__GIVEN EXERCISE__.
Copy out each line of the data that holds the word "JSON".

# # # # # # #

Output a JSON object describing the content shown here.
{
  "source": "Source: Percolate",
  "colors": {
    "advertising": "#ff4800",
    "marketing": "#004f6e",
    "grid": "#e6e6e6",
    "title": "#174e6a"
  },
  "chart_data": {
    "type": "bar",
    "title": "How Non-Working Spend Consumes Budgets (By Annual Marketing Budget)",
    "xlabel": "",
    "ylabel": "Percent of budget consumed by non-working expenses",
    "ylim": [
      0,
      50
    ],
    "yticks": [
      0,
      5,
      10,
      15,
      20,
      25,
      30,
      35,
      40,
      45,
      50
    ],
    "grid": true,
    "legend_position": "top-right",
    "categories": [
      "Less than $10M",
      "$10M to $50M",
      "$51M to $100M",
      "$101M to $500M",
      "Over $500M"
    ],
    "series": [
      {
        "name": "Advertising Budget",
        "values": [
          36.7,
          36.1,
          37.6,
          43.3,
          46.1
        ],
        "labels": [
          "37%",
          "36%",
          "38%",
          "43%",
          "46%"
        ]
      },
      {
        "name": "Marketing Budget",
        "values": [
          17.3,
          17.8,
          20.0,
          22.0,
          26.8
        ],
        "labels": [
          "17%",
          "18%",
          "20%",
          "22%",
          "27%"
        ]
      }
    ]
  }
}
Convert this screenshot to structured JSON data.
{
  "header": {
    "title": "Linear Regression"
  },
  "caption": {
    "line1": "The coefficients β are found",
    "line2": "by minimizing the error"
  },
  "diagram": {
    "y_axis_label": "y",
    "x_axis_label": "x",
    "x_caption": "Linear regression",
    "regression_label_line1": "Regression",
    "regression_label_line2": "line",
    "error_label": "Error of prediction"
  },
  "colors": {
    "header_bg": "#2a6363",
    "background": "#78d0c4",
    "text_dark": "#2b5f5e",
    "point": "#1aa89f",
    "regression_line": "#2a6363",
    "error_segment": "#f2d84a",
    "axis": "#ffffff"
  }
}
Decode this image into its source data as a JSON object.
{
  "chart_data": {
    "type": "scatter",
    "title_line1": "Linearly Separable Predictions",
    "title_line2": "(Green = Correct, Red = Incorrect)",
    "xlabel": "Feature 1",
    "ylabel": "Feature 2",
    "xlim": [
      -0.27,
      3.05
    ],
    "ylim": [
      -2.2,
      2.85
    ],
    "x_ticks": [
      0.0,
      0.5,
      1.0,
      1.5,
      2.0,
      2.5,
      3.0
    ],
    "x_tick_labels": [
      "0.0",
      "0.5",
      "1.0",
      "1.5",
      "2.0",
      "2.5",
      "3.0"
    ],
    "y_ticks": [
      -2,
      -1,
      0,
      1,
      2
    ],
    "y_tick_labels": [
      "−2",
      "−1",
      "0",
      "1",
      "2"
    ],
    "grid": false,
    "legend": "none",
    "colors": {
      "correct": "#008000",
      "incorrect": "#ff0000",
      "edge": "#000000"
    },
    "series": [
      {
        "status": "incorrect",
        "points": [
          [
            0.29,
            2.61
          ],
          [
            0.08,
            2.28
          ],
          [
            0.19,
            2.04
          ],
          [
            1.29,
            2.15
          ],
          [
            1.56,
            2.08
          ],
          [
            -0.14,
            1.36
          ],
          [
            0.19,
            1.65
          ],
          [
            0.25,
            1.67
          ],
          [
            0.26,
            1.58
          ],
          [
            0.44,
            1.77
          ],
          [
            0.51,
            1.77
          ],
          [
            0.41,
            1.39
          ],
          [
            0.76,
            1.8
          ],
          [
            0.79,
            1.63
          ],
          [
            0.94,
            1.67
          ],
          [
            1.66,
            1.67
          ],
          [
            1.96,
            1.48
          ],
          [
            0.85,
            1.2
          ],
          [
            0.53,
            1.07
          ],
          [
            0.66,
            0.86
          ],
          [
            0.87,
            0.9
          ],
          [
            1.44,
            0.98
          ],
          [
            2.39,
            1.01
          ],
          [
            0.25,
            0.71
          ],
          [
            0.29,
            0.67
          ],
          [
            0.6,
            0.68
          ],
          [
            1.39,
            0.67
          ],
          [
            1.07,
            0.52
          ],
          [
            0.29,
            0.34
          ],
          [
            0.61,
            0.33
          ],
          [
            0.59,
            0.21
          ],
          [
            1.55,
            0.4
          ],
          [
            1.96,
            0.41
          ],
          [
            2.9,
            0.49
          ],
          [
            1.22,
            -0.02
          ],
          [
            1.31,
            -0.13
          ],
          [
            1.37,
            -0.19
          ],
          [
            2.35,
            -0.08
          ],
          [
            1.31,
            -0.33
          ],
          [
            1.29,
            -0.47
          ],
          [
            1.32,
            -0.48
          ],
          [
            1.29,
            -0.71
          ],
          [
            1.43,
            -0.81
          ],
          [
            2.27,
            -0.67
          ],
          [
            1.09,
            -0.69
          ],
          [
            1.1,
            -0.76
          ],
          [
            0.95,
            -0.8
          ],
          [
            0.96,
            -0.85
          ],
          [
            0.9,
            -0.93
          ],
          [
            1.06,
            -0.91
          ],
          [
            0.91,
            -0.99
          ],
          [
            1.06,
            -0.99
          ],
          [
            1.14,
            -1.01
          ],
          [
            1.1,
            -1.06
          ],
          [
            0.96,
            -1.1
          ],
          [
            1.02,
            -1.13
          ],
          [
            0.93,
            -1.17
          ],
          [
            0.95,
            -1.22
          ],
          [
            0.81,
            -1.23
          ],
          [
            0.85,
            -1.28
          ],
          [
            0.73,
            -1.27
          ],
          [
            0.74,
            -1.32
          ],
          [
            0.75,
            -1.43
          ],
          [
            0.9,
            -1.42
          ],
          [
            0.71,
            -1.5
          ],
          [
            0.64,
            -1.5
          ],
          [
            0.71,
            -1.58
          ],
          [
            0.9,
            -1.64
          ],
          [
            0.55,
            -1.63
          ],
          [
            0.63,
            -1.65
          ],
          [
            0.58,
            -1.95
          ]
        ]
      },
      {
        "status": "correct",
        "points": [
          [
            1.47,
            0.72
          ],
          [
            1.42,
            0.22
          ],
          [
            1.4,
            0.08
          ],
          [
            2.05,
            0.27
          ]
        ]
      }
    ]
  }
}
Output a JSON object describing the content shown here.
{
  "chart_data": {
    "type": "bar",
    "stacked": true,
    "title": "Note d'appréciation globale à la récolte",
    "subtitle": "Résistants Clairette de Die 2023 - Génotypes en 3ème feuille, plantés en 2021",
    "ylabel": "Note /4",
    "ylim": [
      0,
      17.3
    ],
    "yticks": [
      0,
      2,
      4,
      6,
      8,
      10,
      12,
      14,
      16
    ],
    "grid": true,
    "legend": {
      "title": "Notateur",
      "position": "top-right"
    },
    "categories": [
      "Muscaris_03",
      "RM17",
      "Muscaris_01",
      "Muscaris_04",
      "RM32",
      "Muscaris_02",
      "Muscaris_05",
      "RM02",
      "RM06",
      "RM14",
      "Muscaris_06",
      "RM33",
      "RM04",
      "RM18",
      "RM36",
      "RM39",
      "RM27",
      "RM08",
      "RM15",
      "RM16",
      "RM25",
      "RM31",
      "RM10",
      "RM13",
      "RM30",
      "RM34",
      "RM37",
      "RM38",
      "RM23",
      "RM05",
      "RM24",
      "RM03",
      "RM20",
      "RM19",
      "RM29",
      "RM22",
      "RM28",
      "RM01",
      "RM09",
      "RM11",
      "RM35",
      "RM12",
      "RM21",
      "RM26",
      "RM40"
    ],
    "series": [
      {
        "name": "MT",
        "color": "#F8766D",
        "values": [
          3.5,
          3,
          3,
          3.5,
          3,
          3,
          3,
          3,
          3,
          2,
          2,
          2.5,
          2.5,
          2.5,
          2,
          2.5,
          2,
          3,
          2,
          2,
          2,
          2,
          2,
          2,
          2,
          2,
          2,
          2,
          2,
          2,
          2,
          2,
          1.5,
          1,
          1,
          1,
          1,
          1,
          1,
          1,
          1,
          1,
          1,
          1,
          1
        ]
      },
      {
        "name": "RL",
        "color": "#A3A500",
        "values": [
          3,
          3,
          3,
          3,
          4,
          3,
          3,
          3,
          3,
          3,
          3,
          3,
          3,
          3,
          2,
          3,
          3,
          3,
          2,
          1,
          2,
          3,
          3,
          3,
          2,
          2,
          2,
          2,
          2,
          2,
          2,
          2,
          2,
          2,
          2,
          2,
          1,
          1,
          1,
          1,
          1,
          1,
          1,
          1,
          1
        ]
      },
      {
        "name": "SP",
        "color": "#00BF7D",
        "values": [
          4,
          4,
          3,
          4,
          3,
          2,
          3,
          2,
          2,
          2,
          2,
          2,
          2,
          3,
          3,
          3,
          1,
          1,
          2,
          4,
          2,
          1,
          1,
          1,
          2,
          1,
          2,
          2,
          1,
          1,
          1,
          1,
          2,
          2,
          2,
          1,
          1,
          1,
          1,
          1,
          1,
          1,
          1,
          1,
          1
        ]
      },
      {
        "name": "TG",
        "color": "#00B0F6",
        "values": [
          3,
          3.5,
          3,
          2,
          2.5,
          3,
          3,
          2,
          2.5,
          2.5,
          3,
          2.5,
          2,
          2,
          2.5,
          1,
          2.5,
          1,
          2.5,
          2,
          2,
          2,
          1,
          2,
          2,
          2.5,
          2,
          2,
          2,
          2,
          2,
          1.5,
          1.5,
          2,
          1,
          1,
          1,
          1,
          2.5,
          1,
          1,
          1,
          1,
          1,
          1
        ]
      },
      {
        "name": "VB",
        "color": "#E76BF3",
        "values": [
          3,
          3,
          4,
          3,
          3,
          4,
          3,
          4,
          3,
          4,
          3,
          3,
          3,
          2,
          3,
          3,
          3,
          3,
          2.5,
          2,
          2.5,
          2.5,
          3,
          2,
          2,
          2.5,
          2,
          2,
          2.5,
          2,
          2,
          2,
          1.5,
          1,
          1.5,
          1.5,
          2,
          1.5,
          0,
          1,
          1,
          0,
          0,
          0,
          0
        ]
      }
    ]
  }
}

# # # # # # #

__COMPLETED EXERCISE__.
Output a JSON object describing the content shown here.
Convert this screenshot to structured JSON data.
Decode this image into its source data as a JSON object.
Output a JSON object describing the content shown here.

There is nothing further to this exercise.